» Directions for this task: Copy the entries word for word, starting with the first line and ending with the line that contains "slide-thumbnail[interactable] <box>36 228", including both of those lines.

-- start of Task material --

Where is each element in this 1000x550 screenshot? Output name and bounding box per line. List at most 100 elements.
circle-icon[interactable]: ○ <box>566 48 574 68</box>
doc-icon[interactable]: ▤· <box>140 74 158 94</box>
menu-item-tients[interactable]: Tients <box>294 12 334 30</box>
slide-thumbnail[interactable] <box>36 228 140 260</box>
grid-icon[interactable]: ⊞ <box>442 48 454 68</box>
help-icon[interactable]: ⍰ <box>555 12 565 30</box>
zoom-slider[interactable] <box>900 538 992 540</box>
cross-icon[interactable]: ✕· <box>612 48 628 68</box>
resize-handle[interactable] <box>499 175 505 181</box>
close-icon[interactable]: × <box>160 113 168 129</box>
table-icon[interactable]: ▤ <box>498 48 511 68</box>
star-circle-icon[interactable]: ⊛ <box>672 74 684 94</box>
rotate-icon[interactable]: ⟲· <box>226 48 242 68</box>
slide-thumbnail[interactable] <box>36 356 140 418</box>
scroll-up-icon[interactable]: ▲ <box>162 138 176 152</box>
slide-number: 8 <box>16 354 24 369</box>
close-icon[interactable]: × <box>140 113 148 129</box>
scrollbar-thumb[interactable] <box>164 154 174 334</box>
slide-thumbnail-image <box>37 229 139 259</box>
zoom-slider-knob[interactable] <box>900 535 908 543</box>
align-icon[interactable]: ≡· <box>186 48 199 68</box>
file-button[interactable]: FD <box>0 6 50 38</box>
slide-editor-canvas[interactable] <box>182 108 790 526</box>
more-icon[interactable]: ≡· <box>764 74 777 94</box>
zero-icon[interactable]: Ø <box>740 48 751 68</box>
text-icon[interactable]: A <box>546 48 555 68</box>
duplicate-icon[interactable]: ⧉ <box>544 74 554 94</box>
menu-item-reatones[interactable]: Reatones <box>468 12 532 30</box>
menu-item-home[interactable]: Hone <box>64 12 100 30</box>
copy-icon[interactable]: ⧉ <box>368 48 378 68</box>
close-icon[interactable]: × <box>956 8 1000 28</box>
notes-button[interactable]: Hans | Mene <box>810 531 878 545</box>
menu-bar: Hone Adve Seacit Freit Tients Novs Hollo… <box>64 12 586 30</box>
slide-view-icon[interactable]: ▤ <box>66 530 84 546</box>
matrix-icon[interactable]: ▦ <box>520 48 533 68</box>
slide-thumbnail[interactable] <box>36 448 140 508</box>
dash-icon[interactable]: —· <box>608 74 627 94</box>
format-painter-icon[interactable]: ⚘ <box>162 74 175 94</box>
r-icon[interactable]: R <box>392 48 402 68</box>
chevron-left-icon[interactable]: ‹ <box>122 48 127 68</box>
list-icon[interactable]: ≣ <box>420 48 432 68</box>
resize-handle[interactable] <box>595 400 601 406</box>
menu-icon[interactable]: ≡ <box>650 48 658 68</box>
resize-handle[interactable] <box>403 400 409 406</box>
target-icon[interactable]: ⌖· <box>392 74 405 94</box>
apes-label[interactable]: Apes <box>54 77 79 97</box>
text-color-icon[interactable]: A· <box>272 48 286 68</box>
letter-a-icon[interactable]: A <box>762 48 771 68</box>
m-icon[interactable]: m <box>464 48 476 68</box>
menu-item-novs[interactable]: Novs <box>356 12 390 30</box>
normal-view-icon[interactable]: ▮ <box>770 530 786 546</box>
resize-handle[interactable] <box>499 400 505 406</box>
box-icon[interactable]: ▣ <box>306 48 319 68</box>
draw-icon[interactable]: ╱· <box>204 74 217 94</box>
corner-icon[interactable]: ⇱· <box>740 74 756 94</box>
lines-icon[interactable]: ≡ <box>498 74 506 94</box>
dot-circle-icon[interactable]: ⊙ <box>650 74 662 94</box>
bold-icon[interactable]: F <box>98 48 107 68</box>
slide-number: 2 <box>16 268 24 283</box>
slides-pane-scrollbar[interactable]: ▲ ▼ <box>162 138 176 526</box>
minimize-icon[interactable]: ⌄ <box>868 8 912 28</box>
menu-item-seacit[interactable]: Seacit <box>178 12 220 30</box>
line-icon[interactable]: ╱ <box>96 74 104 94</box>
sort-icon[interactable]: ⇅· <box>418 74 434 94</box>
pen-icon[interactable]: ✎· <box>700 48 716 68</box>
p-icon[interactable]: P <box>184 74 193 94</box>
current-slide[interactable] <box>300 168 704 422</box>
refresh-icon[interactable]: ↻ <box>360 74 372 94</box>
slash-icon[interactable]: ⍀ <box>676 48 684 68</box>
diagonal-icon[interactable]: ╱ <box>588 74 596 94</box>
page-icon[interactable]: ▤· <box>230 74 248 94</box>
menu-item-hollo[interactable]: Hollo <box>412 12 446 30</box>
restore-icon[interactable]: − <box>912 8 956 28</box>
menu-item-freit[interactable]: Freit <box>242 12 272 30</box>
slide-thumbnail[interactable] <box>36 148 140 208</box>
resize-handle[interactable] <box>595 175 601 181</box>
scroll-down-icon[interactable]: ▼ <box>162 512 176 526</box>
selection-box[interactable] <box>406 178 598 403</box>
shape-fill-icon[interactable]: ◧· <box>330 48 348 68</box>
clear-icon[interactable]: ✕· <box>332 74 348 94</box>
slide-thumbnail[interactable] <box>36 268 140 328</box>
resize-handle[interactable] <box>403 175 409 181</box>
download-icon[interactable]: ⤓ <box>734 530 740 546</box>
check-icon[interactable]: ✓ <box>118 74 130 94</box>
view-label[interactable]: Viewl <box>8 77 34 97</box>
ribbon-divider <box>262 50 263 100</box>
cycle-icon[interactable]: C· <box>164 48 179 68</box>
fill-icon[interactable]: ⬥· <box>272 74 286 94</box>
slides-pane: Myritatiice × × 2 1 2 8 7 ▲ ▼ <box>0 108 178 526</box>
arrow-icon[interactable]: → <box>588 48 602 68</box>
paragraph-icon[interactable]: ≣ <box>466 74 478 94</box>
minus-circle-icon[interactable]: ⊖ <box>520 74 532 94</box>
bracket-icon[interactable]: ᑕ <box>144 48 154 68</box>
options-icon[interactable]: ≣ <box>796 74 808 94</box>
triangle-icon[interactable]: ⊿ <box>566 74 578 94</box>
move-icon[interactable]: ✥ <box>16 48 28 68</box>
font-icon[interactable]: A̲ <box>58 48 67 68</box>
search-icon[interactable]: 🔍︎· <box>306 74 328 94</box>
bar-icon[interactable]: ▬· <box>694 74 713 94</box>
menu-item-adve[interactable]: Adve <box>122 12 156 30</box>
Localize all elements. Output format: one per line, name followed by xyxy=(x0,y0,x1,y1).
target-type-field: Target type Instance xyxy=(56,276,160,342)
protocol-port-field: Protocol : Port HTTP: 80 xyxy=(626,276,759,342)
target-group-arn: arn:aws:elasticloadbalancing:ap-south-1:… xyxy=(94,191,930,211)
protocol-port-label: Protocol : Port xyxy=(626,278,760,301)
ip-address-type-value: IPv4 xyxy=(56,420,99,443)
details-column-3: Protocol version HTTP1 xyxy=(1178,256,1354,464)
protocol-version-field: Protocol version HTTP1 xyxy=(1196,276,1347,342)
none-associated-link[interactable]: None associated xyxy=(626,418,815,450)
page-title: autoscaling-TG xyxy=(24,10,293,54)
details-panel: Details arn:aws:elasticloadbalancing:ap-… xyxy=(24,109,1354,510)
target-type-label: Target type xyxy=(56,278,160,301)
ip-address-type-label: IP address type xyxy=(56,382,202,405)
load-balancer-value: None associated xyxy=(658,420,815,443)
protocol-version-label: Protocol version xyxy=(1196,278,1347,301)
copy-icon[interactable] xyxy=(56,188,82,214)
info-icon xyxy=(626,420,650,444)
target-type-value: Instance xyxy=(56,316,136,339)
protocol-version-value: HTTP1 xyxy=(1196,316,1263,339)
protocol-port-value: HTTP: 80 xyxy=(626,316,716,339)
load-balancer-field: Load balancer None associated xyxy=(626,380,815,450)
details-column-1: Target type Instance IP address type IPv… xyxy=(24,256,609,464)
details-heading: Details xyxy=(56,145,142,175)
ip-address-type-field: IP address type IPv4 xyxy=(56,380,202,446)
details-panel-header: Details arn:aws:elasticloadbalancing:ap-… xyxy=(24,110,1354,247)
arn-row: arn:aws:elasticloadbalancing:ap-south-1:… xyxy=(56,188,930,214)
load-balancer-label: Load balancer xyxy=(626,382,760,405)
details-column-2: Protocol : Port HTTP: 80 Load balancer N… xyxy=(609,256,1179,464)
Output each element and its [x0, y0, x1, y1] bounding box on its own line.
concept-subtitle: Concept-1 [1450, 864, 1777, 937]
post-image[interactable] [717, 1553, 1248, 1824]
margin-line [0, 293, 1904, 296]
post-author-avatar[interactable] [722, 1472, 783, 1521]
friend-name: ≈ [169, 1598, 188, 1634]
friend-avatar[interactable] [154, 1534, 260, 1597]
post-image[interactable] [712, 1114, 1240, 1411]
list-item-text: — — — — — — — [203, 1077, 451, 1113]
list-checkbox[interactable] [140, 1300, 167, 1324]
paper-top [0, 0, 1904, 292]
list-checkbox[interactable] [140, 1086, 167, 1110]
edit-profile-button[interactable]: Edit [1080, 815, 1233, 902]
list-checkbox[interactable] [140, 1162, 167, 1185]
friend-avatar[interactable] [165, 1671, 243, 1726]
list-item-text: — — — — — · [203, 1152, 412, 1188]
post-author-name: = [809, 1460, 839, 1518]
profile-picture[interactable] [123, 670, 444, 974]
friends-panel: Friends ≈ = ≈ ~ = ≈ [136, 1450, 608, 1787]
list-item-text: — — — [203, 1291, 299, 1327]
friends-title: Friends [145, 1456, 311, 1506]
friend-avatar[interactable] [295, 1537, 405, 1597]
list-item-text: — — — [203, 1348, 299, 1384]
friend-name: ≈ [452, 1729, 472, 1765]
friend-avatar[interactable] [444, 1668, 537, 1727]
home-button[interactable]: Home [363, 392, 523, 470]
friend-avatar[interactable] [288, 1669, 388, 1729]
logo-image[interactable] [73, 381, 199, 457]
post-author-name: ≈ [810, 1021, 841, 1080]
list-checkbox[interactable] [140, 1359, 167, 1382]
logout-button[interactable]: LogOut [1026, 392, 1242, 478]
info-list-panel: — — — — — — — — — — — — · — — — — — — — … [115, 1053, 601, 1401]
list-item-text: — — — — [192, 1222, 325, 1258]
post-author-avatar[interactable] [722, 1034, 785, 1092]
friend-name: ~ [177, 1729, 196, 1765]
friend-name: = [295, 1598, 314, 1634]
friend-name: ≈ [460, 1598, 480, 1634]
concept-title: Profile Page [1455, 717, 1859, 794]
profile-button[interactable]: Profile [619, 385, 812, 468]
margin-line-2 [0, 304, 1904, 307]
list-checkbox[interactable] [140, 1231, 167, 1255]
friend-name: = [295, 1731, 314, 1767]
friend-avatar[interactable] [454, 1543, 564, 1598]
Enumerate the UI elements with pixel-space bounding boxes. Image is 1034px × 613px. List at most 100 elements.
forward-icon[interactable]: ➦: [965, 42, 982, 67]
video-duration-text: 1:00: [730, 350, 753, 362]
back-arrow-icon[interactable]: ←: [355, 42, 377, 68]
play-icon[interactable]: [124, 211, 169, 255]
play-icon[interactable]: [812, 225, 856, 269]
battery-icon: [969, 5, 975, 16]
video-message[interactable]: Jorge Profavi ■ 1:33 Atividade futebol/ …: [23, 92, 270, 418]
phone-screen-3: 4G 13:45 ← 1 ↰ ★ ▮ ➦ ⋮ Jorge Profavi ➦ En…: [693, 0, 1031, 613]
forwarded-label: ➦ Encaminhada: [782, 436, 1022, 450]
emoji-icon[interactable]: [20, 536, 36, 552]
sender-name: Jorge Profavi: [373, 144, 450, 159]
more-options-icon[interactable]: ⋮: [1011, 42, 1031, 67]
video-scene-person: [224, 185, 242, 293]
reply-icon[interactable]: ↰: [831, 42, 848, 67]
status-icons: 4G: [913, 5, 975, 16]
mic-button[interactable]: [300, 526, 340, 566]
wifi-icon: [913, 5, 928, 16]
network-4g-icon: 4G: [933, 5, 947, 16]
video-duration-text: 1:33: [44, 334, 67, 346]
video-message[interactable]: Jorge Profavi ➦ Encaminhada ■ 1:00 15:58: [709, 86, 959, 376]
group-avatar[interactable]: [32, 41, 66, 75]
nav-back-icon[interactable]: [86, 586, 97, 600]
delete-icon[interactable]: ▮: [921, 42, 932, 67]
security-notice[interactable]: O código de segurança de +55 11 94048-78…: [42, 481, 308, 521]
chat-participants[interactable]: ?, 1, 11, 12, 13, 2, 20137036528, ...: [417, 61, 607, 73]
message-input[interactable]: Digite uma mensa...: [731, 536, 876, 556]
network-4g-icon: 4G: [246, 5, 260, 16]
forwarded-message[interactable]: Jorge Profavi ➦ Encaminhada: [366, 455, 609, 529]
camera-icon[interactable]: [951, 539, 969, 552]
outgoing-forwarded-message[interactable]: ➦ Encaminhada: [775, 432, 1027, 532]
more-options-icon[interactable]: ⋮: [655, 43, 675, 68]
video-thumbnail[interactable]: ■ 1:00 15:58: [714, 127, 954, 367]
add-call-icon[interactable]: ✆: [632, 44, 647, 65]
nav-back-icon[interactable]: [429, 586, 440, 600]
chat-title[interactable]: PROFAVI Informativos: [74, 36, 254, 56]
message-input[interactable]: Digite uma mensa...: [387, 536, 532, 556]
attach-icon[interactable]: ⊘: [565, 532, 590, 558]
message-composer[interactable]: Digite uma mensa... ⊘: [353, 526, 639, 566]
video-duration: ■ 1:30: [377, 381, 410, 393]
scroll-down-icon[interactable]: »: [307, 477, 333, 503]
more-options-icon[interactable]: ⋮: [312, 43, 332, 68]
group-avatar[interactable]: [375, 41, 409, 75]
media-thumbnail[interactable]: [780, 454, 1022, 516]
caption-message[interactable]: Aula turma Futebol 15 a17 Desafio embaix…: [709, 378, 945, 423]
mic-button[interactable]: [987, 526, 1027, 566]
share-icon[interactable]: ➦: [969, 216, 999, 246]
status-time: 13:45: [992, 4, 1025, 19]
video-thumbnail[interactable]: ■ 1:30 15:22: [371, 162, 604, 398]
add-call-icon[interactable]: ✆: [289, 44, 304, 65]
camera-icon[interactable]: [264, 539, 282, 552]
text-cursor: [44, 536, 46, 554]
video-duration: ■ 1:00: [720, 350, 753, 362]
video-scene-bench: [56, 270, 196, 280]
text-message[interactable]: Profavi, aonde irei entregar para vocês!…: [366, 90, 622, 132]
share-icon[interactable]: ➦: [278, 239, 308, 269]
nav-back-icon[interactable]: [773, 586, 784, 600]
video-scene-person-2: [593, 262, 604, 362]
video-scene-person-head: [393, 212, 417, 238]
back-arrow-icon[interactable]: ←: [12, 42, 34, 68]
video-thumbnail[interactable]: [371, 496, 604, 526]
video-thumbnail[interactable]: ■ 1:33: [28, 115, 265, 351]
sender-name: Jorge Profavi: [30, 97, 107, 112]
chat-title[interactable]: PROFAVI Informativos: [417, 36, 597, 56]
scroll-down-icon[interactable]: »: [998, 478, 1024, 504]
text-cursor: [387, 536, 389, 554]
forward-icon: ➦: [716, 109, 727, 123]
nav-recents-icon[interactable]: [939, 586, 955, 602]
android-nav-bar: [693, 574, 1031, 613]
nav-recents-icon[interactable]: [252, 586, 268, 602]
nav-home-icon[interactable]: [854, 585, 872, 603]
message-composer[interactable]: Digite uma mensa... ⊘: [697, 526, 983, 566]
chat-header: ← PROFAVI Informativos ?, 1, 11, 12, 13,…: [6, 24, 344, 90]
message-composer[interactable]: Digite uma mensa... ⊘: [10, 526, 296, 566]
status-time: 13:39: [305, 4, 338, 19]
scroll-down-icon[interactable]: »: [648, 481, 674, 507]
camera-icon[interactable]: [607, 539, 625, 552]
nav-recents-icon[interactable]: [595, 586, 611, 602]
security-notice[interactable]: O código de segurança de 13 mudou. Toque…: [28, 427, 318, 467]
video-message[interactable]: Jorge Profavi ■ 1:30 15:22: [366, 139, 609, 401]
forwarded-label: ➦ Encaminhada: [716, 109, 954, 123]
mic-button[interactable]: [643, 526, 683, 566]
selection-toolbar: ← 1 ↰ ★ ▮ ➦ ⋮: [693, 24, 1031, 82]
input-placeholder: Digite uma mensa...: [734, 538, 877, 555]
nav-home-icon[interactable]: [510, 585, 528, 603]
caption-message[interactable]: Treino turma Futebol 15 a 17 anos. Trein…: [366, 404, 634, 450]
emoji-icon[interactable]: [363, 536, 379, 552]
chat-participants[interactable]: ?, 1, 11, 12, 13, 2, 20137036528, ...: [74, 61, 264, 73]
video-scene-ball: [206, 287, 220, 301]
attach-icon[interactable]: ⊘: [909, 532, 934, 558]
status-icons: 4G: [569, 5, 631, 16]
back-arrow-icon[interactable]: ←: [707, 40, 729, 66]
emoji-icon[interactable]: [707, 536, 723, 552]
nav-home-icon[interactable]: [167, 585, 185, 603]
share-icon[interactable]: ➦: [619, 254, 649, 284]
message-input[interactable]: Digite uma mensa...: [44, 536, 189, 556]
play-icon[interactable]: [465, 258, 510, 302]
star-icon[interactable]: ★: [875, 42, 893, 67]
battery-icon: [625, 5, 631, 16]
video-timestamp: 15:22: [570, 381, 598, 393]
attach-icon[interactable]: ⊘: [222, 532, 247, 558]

-- end of Task material --

» Output for this exercise:
Where is each element in this 1000x550 screenshot? Output name and bounding box per line. List at most 100 elements.
circle-icon[interactable]: ○ <box>566 48 574 68</box>
doc-icon[interactable]: ▤· <box>140 74 158 94</box>
menu-item-tients[interactable]: Tients <box>294 12 334 30</box>
slide-thumbnail[interactable] <box>36 228 140 260</box>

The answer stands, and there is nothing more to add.